■ TASK PROMPT
Reproduce all of the listing below without alteration.

____

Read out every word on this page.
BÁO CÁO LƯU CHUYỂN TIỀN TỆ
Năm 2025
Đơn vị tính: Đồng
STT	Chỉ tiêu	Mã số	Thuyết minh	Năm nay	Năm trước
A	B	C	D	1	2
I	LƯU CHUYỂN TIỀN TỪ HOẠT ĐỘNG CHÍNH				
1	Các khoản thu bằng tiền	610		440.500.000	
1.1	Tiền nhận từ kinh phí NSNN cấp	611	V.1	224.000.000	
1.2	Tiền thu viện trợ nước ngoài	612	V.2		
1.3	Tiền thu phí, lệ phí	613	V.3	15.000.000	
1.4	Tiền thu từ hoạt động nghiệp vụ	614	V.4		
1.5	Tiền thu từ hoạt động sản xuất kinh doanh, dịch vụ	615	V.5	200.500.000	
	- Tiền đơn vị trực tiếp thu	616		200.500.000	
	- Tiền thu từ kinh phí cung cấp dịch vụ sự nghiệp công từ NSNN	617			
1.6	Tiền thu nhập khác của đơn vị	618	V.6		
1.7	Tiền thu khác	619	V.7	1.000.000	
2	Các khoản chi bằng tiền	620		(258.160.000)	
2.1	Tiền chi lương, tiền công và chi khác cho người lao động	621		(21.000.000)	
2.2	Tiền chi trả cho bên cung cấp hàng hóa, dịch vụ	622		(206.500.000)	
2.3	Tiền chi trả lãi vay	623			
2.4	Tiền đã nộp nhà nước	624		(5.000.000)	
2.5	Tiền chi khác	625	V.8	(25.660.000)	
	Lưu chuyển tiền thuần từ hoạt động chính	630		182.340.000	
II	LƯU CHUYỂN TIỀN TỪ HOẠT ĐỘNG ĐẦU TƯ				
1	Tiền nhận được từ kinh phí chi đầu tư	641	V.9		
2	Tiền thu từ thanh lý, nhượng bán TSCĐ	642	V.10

____

■ TASK RESULT
Read out every word on this page.
BÁO CÁO LƯU CHUYỂN TIỀN TỆ
Năm 2025
Đơn vị tính: Đồng
STT	Chỉ tiêu	Mã số	Thuyết minh	Năm nay	Năm trước
A	B	C	D	1	2
I	LƯU CHUYỂN TIỀN TỪ HOẠT ĐỘNG CHÍNH				
1	Các khoản thu bằng tiền	610		440.500.000	
1.1	Tiền nhận từ kinh phí NSNN cấp	611	V.1	224.000.000	
1.2	Tiền thu viện trợ nước ngoài	612	V.2		
1.3	Tiền thu phí, lệ phí	613	V.3	15.000.000	
1.4	Tiền thu từ hoạt động nghiệp vụ	614	V.4		
1.5	Tiền thu từ hoạt động sản xuất kinh doanh, dịch vụ	615	V.5	200.500.000	
	- Tiền đơn vị trực tiếp thu	616		200.500.000	
	- Tiền thu từ kinh phí cung cấp dịch vụ sự nghiệp công từ NSNN	617			
1.6	Tiền thu nhập khác của đơn vị	618	V.6		
1.7	Tiền thu khác	619	V.7	1.000.000	
2	Các khoản chi bằng tiền	620		(258.160.000)	
2.1	Tiền chi lương, tiền công và chi khác cho người lao động	621		(21.000.000)	
2.2	Tiền chi trả cho bên cung cấp hàng hóa, dịch vụ	622		(206.500.000)	
2.3	Tiền chi trả lãi vay	623			
2.4	Tiền đã nộp nhà nước	624		(5.000.000)	
2.5	Tiền chi khác	625	V.8	(25.660.000)	
	Lưu chuyển tiền thuần từ hoạt động chính	630		182.340.000	
II	LƯU CHUYỂN TIỀN TỪ HOẠT ĐỘNG ĐẦU TƯ				
1	Tiền nhận được từ kinh phí chi đầu tư	641	V.9		
2	Tiền thu từ thanh lý, nhượng bán TSCĐ	642	V.10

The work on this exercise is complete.